» **Written task**
Identify the lines that contain the word "need", then copy them.

Dataset entries:
::::::

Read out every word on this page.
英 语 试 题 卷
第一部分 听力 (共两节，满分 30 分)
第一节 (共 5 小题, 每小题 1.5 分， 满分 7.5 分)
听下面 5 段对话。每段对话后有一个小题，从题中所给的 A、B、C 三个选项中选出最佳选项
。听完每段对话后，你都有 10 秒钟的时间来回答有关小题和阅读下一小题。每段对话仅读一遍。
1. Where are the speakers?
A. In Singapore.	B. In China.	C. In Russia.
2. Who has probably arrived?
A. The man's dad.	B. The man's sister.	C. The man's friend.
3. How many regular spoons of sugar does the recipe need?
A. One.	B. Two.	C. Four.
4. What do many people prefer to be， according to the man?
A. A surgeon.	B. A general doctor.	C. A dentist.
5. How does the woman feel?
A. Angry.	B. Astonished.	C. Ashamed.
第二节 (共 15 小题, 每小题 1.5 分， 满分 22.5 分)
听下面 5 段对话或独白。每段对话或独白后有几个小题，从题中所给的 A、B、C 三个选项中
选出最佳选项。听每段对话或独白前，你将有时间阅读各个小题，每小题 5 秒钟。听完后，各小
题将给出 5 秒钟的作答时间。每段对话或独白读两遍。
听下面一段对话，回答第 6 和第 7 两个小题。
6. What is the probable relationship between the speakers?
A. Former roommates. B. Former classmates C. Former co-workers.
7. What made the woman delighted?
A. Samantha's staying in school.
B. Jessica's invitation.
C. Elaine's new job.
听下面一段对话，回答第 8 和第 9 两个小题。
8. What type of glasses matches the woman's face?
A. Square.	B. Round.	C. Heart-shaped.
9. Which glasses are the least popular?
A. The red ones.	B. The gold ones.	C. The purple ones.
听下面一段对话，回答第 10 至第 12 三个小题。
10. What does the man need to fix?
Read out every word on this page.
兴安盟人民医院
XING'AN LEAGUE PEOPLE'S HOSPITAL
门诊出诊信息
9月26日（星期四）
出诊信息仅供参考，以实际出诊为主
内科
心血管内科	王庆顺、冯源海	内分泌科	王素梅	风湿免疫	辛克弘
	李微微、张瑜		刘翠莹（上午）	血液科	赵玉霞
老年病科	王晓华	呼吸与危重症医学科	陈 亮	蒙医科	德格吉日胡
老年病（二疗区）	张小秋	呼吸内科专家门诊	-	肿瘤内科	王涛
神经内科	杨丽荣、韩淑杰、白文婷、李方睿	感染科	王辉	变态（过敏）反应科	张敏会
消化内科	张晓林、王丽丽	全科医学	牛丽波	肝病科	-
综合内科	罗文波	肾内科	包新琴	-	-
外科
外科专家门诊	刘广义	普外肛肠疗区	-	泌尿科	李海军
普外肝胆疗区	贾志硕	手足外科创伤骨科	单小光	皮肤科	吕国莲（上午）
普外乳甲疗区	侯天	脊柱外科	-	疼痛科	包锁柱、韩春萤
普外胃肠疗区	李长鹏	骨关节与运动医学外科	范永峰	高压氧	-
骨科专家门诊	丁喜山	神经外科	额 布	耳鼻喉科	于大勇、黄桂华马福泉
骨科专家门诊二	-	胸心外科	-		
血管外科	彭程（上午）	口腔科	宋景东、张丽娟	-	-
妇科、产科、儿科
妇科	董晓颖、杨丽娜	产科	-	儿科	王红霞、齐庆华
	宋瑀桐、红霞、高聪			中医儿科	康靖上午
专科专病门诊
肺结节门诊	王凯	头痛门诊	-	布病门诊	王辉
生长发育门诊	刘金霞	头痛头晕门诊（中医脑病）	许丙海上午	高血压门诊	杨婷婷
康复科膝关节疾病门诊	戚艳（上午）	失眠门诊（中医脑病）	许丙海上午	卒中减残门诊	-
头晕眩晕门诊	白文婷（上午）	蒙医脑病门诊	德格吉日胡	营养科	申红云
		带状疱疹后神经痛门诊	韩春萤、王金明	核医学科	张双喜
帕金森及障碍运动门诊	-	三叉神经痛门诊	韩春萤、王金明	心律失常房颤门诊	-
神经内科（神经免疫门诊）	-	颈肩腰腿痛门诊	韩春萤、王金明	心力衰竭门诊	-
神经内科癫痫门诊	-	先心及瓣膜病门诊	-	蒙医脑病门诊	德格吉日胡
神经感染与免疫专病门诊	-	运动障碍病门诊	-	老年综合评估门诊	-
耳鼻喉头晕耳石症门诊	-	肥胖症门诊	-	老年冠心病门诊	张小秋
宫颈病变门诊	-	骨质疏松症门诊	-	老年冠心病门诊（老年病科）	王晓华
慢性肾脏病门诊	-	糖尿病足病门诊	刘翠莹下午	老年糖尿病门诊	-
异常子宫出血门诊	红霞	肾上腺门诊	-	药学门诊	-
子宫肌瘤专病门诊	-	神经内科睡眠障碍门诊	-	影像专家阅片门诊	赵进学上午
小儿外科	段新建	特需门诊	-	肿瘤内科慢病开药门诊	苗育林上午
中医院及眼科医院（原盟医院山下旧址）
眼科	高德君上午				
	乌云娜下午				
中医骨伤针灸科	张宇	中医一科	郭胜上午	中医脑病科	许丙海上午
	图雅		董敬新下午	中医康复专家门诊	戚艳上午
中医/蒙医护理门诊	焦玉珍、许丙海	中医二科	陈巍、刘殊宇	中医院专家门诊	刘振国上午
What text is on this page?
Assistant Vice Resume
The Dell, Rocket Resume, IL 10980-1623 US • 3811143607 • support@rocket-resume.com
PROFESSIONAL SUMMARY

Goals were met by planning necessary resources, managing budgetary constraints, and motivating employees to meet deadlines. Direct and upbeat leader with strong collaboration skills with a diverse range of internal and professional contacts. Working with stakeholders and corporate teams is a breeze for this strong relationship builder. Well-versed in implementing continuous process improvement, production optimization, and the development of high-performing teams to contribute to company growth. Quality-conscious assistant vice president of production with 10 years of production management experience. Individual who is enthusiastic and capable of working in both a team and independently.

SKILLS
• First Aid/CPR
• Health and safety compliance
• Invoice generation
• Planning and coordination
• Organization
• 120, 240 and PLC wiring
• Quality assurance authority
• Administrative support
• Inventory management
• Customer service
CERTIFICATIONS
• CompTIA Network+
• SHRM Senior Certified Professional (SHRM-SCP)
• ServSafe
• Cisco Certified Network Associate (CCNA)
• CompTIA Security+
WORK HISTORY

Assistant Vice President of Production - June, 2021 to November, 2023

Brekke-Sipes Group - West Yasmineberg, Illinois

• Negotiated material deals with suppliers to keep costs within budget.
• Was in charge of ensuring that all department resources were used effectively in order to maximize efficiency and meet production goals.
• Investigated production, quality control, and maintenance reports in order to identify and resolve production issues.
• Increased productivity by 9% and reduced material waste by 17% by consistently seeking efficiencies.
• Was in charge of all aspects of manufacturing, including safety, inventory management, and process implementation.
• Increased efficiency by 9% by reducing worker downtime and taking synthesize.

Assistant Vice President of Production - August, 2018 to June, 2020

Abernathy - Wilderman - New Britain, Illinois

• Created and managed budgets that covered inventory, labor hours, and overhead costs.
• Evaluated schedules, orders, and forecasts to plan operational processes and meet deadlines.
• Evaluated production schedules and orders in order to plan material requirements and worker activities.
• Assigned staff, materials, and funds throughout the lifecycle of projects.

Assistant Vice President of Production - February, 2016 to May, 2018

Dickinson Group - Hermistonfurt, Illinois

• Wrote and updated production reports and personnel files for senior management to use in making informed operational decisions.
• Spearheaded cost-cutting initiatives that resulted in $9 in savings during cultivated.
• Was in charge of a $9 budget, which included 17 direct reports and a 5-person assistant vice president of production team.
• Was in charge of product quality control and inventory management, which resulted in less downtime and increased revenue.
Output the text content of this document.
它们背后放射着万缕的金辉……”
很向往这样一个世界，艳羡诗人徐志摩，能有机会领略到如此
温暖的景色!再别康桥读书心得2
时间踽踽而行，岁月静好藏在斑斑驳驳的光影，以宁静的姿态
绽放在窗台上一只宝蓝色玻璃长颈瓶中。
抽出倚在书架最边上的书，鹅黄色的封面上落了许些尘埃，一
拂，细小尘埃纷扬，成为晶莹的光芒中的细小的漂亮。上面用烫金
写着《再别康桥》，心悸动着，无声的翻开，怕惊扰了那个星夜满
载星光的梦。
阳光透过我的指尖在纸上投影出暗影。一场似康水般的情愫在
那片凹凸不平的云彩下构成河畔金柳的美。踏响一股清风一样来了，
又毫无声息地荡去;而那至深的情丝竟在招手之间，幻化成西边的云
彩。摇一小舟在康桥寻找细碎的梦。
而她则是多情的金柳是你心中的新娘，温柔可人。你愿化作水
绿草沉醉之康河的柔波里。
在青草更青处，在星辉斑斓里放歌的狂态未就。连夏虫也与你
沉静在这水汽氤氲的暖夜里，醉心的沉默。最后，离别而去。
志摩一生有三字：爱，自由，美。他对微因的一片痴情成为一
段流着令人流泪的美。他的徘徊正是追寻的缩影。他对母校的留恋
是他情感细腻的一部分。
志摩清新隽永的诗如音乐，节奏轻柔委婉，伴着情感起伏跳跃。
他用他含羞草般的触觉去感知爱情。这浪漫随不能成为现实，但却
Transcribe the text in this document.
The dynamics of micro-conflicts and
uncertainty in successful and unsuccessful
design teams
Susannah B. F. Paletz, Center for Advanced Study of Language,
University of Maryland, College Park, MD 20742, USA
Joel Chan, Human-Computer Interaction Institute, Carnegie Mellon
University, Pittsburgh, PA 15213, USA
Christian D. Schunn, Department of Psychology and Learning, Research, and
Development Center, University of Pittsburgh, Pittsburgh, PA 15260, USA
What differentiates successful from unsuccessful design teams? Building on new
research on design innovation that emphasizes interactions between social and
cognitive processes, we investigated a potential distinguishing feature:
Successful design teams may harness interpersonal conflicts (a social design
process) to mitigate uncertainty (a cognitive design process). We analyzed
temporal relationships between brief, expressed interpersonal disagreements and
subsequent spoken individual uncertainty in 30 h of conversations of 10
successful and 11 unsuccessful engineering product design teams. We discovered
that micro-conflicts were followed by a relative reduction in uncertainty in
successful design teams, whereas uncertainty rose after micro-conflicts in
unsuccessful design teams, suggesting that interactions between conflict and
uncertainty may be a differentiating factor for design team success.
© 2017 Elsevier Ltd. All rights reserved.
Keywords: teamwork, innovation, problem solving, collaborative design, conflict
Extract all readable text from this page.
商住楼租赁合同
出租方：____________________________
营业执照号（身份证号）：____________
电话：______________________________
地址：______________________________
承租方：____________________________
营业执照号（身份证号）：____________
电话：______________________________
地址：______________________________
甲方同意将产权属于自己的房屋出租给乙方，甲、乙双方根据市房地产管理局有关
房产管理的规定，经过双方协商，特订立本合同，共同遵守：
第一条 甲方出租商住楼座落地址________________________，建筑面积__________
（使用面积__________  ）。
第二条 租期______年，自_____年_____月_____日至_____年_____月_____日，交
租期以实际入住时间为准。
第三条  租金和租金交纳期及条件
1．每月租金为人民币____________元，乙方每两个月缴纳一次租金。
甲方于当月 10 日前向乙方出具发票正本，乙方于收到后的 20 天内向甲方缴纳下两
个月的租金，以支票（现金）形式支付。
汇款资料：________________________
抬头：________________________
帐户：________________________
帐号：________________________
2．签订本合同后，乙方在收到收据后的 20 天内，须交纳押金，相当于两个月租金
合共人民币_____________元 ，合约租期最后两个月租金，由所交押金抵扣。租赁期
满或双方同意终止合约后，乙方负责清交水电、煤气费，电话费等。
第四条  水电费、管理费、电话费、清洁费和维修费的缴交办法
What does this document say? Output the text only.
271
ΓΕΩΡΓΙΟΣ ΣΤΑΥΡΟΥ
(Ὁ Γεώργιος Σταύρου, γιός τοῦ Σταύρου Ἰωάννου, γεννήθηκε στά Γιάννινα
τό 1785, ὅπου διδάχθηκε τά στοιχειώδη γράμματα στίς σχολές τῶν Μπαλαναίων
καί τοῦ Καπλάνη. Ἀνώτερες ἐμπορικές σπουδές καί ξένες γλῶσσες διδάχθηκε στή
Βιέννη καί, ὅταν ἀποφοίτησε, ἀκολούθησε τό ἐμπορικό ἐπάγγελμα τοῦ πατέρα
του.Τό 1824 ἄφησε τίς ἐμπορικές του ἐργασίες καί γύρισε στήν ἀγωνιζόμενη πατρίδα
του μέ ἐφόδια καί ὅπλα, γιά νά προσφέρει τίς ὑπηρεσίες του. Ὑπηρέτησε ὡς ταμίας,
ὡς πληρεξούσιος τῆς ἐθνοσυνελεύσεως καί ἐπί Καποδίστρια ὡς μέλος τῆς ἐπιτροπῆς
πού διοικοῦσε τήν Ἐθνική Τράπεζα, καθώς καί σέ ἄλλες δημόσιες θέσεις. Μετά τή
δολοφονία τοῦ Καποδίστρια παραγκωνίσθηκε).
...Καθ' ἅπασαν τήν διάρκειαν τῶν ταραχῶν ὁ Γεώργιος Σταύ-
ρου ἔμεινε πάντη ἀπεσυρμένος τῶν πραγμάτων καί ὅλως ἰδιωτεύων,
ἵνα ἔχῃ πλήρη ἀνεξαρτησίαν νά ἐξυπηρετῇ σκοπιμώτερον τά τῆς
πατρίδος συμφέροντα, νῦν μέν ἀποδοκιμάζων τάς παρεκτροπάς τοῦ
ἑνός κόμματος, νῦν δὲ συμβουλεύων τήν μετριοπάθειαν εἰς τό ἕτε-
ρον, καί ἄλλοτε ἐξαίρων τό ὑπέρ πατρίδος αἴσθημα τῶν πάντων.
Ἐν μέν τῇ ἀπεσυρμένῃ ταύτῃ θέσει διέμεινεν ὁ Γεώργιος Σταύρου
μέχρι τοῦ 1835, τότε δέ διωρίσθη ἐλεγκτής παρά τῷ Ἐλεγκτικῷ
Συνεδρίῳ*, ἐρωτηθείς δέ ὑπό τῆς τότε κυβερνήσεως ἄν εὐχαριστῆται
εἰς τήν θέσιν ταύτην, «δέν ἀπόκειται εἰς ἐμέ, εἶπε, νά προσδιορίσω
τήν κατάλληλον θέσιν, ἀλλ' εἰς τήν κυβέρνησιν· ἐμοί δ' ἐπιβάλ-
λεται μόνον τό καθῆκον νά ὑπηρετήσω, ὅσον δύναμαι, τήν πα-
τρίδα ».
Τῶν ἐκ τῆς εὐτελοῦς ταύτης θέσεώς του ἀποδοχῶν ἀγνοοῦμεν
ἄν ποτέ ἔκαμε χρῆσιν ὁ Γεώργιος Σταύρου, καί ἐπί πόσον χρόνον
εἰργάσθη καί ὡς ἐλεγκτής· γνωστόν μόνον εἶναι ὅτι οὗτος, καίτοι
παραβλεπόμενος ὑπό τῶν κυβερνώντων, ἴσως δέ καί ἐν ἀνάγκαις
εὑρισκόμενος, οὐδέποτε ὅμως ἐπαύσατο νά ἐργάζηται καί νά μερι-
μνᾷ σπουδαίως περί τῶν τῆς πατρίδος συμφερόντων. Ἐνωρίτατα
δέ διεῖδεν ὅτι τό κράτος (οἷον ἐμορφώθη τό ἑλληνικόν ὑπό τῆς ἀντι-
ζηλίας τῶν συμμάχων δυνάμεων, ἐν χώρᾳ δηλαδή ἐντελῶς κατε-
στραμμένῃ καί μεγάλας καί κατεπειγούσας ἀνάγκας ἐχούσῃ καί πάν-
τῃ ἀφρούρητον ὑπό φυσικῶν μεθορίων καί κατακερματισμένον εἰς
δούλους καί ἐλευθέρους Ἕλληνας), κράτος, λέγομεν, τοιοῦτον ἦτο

::::::

» **Written solution**
3. How many regular spoons of sugar does the recipe need?
10. What does the man need to fix?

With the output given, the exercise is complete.